#### [Aim]
Substitute "flow-arrow" for "velocity-arrow" in the lines running from the start of the data through the line that contains "section-cell bbox=[1068, 400, 1073, 405]", and give only those lines with everything else unchanged.

#### [Input material]
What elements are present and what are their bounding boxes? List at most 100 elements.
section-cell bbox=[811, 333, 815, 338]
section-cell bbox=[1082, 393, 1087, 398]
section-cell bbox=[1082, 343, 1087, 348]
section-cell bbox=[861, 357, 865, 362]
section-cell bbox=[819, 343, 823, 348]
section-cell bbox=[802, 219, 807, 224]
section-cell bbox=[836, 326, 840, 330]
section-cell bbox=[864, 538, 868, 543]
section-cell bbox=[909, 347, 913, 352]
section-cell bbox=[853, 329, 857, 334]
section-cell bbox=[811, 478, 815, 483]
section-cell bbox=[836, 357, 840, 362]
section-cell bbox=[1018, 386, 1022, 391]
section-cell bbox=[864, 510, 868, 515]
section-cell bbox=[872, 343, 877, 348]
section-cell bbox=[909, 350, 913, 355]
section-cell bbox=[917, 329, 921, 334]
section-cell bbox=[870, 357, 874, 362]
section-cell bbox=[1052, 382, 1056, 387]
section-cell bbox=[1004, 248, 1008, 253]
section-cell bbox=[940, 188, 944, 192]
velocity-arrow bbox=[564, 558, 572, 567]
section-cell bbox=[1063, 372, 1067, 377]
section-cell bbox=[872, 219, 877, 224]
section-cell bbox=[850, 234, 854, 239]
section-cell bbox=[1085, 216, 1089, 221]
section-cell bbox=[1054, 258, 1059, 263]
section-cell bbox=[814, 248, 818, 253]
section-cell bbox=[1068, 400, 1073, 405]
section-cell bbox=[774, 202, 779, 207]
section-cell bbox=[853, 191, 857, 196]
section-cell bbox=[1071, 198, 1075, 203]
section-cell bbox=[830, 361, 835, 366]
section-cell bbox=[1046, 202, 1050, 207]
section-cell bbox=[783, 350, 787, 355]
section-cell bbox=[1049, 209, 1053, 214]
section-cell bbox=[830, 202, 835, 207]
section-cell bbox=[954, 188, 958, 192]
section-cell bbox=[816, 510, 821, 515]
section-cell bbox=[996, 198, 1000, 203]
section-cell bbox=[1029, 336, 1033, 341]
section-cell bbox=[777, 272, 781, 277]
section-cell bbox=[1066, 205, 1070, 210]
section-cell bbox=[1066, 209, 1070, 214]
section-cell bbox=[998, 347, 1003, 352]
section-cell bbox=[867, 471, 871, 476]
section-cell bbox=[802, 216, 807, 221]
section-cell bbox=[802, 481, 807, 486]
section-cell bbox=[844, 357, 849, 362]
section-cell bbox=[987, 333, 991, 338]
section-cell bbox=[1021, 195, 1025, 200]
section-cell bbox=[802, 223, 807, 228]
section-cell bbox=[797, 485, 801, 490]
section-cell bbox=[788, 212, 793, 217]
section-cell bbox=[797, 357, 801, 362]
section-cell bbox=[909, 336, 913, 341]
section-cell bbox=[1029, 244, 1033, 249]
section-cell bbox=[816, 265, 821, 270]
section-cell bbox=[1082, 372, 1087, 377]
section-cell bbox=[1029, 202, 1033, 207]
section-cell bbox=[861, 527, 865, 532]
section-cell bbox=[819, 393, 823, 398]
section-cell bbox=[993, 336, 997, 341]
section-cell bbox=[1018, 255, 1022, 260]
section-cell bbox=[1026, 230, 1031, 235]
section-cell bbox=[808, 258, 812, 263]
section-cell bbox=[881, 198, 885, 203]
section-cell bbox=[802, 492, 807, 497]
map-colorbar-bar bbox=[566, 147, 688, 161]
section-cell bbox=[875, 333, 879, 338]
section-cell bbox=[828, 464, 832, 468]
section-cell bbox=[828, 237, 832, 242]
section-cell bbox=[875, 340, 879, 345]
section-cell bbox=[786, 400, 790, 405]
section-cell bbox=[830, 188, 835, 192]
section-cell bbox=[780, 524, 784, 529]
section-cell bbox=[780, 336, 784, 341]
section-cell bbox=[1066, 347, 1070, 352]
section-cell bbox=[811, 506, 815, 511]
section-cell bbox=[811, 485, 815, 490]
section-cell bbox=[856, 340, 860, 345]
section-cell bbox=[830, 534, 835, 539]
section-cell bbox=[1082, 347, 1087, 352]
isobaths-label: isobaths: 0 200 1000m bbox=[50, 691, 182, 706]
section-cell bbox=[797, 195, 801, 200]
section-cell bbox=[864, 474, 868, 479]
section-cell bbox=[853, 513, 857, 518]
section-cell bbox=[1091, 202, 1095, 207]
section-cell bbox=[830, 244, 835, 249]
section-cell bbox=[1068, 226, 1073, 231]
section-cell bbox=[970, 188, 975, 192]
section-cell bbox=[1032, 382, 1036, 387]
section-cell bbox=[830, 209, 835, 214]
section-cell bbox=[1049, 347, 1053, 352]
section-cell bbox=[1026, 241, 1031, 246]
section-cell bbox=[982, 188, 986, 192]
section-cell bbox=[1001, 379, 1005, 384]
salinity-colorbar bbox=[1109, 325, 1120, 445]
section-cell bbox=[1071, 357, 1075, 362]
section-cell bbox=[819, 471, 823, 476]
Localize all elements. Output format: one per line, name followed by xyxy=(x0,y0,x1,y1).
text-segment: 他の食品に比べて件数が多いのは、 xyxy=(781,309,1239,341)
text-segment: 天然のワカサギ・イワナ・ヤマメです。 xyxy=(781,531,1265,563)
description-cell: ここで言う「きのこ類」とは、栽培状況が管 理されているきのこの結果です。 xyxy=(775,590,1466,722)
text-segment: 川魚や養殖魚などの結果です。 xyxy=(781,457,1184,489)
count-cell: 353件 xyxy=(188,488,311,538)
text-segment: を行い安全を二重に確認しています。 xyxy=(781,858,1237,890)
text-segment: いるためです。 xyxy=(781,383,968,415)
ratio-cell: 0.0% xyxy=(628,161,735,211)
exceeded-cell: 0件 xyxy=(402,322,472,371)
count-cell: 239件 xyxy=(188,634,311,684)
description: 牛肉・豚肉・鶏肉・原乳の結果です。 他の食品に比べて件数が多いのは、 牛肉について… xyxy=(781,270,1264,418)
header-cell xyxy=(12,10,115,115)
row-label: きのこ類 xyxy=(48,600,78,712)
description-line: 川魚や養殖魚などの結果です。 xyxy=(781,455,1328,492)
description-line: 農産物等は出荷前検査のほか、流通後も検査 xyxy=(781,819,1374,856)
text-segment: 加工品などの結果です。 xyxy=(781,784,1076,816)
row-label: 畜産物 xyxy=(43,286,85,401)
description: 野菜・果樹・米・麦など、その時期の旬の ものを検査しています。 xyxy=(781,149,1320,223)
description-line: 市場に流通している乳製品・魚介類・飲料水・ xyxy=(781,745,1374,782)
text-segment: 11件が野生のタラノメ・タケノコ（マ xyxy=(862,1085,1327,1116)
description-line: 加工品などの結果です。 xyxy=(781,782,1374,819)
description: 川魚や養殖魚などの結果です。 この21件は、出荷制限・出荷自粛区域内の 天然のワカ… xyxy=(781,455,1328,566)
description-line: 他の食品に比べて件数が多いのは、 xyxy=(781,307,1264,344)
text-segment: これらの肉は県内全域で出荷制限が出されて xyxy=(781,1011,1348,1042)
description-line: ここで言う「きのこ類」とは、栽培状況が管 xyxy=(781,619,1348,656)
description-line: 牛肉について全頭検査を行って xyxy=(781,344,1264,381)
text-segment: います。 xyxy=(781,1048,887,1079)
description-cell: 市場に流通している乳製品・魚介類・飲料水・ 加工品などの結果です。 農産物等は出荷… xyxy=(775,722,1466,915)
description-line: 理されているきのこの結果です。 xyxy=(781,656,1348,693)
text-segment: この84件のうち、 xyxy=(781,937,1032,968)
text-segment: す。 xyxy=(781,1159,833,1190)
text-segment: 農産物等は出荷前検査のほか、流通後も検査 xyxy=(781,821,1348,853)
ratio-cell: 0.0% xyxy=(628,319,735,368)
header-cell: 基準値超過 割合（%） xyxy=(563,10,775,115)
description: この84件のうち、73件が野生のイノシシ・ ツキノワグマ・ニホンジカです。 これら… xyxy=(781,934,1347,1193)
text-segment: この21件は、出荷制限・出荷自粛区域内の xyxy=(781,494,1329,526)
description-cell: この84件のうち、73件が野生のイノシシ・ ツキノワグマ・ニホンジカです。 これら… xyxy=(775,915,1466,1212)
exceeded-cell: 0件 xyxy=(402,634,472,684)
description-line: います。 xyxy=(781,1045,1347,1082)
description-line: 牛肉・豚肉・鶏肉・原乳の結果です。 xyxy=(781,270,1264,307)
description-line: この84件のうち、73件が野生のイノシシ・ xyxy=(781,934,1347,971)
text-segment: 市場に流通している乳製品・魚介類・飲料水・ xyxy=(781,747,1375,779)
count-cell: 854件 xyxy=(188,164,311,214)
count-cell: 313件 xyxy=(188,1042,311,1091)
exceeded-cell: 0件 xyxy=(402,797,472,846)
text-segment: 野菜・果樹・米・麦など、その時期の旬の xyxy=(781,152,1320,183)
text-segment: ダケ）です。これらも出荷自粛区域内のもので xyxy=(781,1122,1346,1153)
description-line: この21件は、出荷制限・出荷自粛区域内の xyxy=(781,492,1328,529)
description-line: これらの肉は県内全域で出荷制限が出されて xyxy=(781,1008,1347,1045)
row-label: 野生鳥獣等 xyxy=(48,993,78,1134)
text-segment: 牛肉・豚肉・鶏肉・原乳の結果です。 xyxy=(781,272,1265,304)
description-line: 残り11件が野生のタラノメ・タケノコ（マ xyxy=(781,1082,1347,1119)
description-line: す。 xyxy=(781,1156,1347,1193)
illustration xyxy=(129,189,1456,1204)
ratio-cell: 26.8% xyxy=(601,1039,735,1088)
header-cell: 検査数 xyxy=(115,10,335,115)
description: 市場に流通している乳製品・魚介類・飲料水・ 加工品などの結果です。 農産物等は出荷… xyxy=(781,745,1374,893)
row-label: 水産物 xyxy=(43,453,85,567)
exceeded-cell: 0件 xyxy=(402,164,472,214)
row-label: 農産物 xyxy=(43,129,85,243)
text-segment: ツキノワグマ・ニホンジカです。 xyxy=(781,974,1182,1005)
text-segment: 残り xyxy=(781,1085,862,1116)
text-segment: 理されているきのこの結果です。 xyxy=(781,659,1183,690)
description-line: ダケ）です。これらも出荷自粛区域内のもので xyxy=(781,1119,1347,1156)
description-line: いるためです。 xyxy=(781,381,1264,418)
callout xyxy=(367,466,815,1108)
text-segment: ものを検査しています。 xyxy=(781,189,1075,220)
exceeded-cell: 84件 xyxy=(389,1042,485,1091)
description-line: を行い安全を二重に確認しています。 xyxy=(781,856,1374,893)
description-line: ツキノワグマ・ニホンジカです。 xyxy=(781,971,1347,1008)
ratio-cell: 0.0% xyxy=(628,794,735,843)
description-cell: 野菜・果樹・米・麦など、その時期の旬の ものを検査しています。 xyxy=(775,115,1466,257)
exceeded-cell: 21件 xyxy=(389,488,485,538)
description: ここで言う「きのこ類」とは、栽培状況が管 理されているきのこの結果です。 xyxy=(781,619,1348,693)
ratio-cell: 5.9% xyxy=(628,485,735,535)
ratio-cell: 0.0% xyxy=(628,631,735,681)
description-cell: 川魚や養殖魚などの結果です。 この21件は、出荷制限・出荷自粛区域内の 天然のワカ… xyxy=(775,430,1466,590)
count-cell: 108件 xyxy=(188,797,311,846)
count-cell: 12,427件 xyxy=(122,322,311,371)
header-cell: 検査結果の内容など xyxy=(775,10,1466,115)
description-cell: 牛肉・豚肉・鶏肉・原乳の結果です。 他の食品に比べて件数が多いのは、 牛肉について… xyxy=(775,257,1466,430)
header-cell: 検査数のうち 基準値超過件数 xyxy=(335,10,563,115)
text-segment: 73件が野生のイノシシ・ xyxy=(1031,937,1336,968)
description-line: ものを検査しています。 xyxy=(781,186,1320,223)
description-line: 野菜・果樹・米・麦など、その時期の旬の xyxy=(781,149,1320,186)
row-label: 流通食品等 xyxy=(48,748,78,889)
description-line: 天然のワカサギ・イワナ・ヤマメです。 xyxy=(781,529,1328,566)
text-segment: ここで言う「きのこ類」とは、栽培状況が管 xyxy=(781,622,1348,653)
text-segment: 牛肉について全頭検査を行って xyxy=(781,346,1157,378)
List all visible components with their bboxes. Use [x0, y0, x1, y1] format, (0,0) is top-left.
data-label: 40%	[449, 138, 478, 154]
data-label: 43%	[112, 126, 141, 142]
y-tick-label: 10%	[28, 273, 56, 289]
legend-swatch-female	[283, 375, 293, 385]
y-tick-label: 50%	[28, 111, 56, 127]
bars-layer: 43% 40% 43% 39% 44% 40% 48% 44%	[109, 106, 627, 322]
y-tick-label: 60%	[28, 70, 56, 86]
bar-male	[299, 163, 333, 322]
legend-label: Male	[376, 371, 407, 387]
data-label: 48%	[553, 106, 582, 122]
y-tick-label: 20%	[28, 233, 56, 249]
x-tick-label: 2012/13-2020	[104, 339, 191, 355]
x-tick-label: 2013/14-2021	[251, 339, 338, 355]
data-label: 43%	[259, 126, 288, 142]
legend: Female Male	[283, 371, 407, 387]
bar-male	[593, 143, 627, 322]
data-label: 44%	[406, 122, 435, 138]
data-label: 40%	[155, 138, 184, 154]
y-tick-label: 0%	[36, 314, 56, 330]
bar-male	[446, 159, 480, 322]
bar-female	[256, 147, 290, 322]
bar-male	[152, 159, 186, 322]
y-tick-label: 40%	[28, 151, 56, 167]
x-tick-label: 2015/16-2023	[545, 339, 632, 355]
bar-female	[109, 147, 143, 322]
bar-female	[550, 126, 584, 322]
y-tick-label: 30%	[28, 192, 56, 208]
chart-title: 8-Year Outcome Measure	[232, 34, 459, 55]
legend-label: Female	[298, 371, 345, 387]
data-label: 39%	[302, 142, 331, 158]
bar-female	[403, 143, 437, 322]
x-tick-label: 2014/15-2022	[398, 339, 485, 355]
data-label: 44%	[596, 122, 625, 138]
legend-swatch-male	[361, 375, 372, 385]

#### [Answer to the task]
What elements are present and what are their bounding boxes? List at most 100 elements.
section-cell bbox=[811, 333, 815, 338]
section-cell bbox=[1082, 393, 1087, 398]
section-cell bbox=[1082, 343, 1087, 348]
section-cell bbox=[861, 357, 865, 362]
section-cell bbox=[819, 343, 823, 348]
section-cell bbox=[802, 219, 807, 224]
section-cell bbox=[836, 326, 840, 330]
section-cell bbox=[864, 538, 868, 543]
section-cell bbox=[909, 347, 913, 352]
section-cell bbox=[853, 329, 857, 334]
section-cell bbox=[811, 478, 815, 483]
section-cell bbox=[836, 357, 840, 362]
section-cell bbox=[1018, 386, 1022, 391]
section-cell bbox=[864, 510, 868, 515]
section-cell bbox=[872, 343, 877, 348]
section-cell bbox=[909, 350, 913, 355]
section-cell bbox=[917, 329, 921, 334]
section-cell bbox=[870, 357, 874, 362]
section-cell bbox=[1052, 382, 1056, 387]
section-cell bbox=[1004, 248, 1008, 253]
section-cell bbox=[940, 188, 944, 192]
flow-arrow bbox=[564, 558, 572, 567]
section-cell bbox=[1063, 372, 1067, 377]
section-cell bbox=[872, 219, 877, 224]
section-cell bbox=[850, 234, 854, 239]
section-cell bbox=[1085, 216, 1089, 221]
section-cell bbox=[1054, 258, 1059, 263]
section-cell bbox=[814, 248, 818, 253]
section-cell bbox=[1068, 400, 1073, 405]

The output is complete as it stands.